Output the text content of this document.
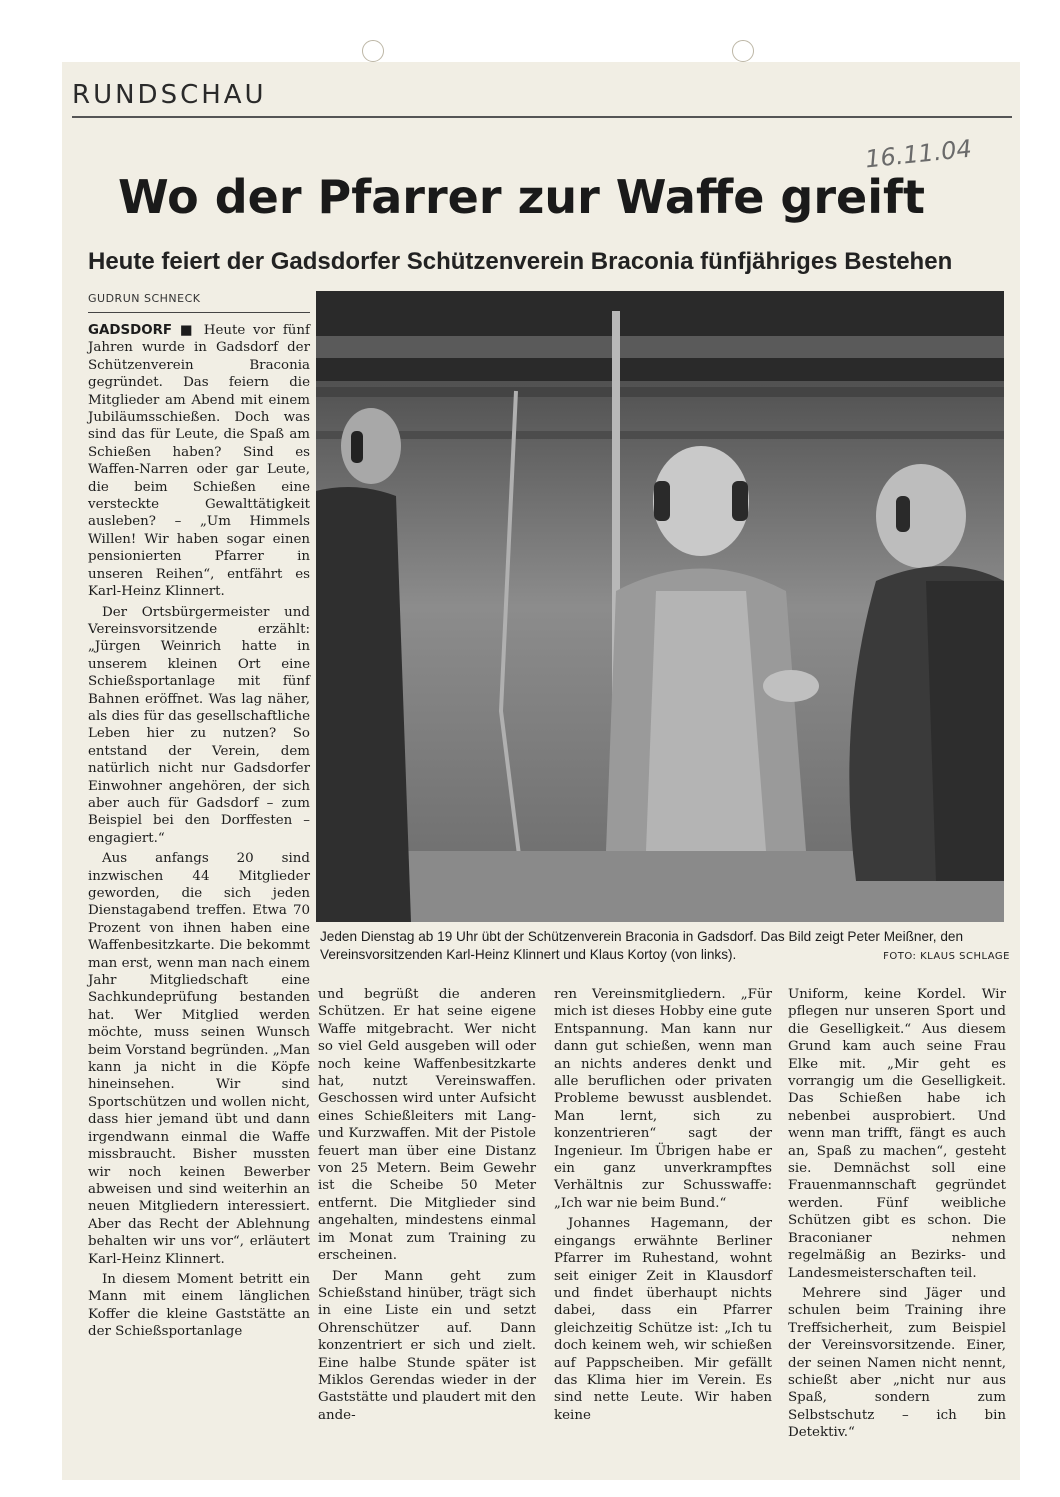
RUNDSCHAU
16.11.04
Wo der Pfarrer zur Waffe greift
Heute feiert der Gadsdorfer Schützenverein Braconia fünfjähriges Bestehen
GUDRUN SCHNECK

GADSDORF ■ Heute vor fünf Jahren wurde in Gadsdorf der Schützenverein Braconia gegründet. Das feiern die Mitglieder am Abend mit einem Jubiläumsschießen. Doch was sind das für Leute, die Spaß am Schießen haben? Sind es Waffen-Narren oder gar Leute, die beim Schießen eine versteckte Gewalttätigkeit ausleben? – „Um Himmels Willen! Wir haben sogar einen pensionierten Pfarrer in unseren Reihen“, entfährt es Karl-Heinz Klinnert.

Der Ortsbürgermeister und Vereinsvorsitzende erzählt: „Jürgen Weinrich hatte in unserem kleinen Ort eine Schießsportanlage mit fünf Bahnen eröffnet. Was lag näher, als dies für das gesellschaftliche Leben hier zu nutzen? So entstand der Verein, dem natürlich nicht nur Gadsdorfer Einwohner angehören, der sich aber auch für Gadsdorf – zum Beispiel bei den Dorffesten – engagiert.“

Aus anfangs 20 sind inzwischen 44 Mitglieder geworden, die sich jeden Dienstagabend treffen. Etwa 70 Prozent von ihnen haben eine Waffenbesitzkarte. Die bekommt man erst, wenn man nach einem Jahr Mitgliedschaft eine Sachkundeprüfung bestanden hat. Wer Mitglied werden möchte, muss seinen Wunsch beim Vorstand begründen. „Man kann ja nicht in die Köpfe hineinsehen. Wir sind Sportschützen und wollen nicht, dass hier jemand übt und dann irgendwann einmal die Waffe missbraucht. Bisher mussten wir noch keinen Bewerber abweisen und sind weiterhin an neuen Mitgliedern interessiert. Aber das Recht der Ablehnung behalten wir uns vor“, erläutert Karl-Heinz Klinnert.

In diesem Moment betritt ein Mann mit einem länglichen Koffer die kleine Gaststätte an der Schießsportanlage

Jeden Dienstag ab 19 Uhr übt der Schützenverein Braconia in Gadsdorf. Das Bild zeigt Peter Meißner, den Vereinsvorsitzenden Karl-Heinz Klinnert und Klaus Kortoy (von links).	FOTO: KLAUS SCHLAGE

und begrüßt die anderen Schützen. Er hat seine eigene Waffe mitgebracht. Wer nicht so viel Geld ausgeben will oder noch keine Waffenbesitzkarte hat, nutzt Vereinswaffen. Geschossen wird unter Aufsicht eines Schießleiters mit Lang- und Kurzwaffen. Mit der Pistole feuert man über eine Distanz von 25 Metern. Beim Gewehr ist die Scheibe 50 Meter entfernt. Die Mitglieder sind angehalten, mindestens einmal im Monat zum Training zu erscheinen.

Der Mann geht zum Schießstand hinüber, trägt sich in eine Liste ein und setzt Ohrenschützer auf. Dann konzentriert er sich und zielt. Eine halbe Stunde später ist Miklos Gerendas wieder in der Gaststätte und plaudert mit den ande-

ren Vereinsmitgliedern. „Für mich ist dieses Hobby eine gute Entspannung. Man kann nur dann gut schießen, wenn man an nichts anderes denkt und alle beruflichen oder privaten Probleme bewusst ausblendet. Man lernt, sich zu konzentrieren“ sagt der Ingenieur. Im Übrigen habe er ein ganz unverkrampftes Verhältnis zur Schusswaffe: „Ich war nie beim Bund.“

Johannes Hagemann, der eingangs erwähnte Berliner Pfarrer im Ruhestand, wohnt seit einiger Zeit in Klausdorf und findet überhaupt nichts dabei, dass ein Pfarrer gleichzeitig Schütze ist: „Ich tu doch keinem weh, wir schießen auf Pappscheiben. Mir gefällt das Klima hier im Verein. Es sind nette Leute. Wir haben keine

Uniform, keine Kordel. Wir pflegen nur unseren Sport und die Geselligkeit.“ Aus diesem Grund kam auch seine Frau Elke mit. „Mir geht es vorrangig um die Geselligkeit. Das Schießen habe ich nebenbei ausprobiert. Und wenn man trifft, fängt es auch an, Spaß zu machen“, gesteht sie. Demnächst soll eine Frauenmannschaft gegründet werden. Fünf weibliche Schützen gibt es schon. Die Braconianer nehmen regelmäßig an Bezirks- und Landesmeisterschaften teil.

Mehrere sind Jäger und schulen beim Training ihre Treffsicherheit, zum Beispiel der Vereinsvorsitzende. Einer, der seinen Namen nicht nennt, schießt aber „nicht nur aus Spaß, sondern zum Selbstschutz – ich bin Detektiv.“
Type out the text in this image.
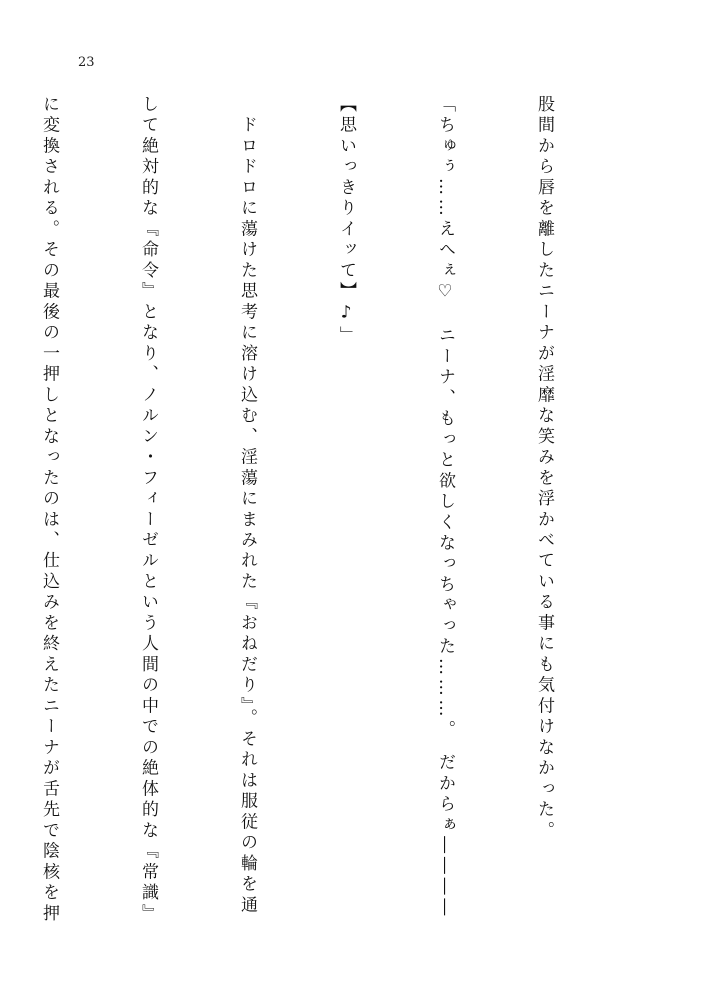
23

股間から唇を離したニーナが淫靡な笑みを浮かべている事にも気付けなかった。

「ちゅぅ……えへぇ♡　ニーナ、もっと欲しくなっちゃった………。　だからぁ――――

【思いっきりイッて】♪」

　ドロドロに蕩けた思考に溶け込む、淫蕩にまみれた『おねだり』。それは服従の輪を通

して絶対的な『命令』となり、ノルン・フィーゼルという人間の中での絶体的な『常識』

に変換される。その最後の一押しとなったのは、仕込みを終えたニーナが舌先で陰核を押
...
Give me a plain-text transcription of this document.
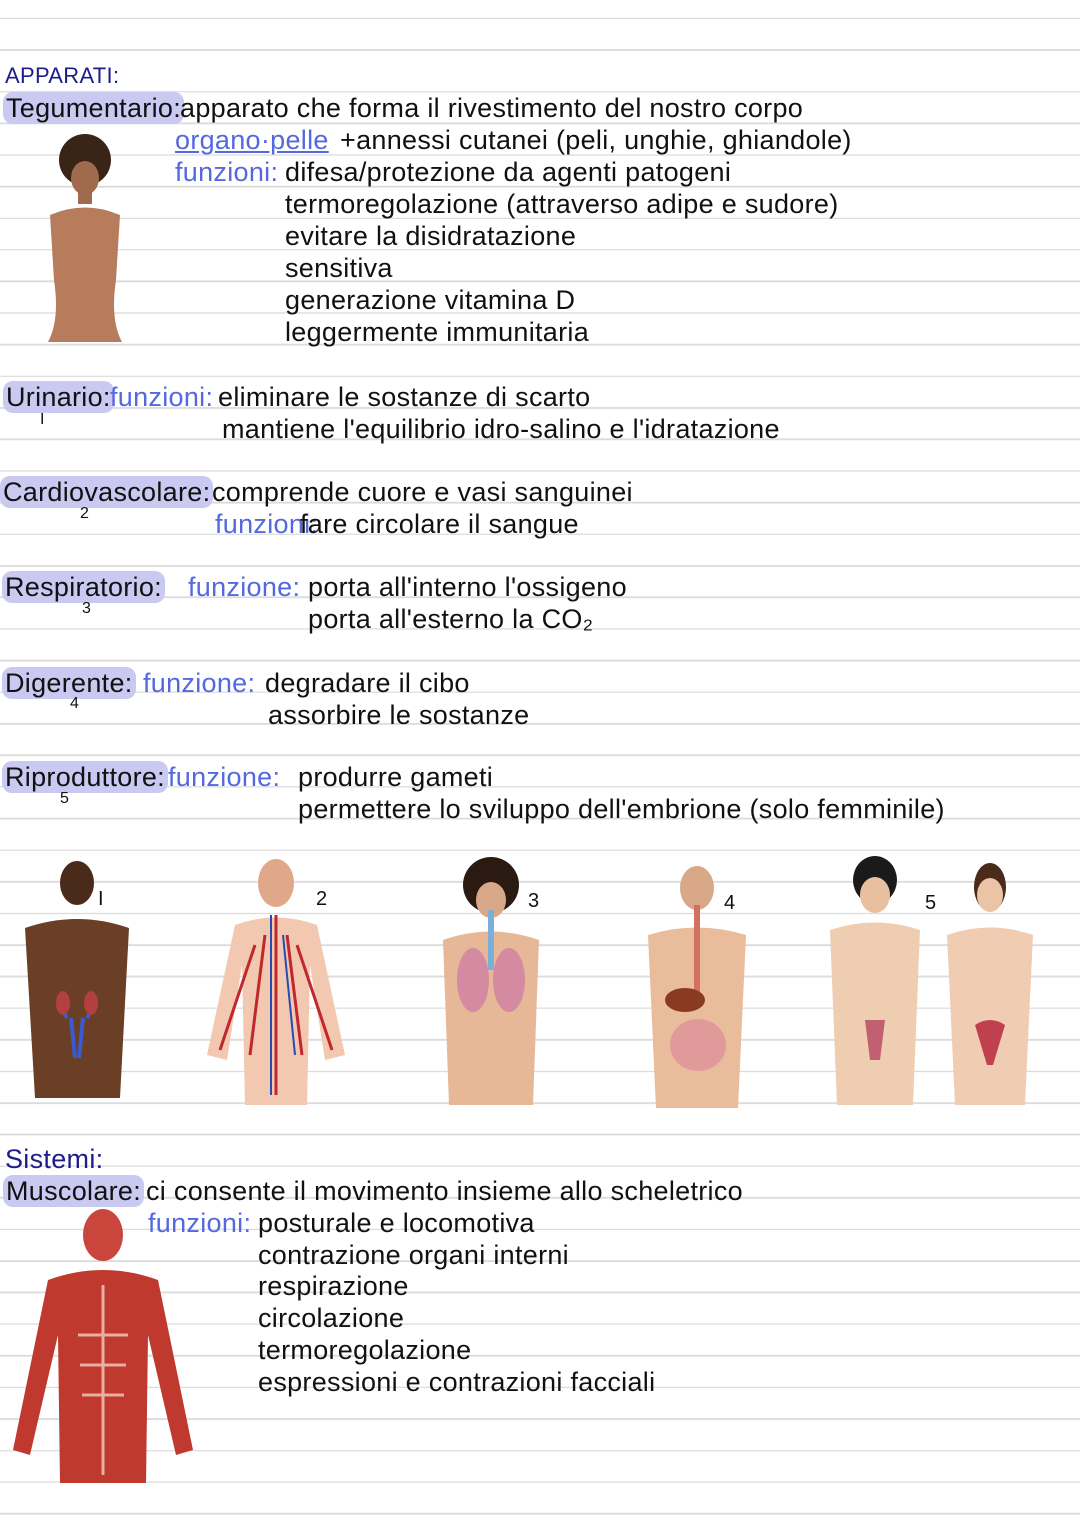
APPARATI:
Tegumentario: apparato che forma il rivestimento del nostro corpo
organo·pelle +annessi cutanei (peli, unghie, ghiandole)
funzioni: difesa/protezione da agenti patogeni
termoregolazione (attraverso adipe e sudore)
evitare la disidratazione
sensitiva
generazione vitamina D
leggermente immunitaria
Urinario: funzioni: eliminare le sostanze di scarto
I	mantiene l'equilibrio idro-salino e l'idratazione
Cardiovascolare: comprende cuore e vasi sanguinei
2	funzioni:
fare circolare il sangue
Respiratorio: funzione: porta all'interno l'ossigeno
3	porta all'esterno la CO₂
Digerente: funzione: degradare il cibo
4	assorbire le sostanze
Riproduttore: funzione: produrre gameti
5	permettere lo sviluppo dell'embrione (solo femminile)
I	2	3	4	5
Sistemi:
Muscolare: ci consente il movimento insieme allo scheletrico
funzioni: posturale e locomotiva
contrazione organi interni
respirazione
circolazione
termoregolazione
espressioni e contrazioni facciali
...
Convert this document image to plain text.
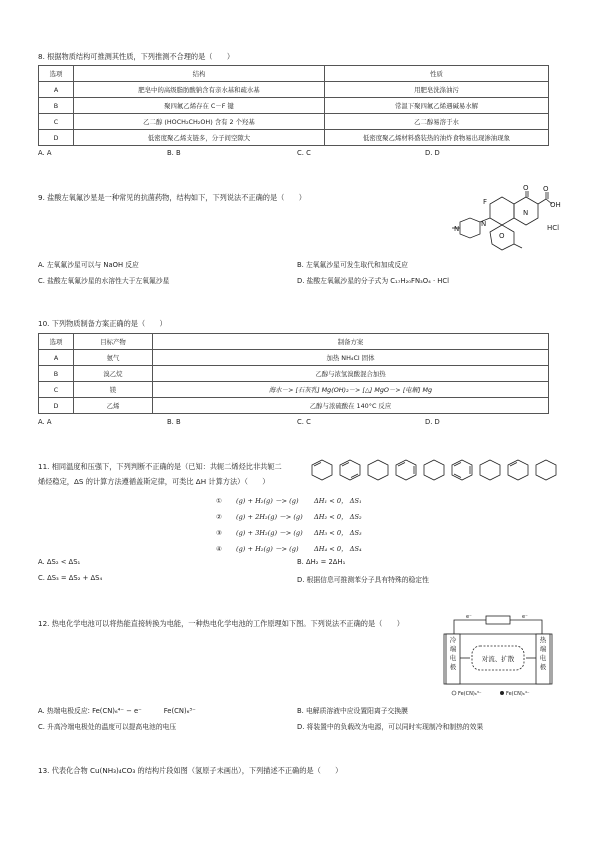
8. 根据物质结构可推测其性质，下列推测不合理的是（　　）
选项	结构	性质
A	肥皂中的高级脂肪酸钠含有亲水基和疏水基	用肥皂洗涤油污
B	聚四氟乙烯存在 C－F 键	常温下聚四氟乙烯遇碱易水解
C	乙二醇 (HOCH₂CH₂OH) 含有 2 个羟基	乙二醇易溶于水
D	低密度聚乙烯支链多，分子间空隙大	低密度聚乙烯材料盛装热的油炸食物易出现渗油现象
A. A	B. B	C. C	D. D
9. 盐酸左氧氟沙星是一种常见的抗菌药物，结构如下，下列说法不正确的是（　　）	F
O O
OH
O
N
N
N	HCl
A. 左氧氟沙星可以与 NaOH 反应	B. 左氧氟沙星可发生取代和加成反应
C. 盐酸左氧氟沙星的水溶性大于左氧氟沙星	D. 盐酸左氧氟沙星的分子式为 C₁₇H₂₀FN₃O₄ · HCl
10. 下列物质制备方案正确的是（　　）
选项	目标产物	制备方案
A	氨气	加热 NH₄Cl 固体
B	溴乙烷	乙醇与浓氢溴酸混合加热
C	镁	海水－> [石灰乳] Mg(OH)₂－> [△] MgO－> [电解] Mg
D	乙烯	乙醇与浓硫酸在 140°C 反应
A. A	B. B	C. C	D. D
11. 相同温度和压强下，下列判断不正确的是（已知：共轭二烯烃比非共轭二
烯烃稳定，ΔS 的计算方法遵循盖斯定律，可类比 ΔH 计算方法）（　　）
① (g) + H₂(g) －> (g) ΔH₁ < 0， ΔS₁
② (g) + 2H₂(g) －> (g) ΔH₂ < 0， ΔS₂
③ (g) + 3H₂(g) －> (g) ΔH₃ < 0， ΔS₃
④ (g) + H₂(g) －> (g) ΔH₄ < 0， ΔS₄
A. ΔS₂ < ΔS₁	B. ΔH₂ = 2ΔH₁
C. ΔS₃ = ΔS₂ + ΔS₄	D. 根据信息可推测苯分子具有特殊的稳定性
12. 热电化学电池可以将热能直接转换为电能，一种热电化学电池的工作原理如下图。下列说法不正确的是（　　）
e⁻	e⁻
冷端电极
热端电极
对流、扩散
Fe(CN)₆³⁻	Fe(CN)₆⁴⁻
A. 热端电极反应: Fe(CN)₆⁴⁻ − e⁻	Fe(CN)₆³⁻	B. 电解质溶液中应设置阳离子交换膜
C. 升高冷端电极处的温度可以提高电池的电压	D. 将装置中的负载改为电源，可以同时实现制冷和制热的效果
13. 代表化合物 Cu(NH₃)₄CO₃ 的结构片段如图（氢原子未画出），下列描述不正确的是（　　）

▶ _Exercise_: Copy, from the material, each line that holds the string "funzione".

▶ _Finished task_:
Respiratorio: funzione: porta all'interno l'ossigeno
Digerente: funzione: degradare il cibo
Riproduttore: funzione: produrre gameti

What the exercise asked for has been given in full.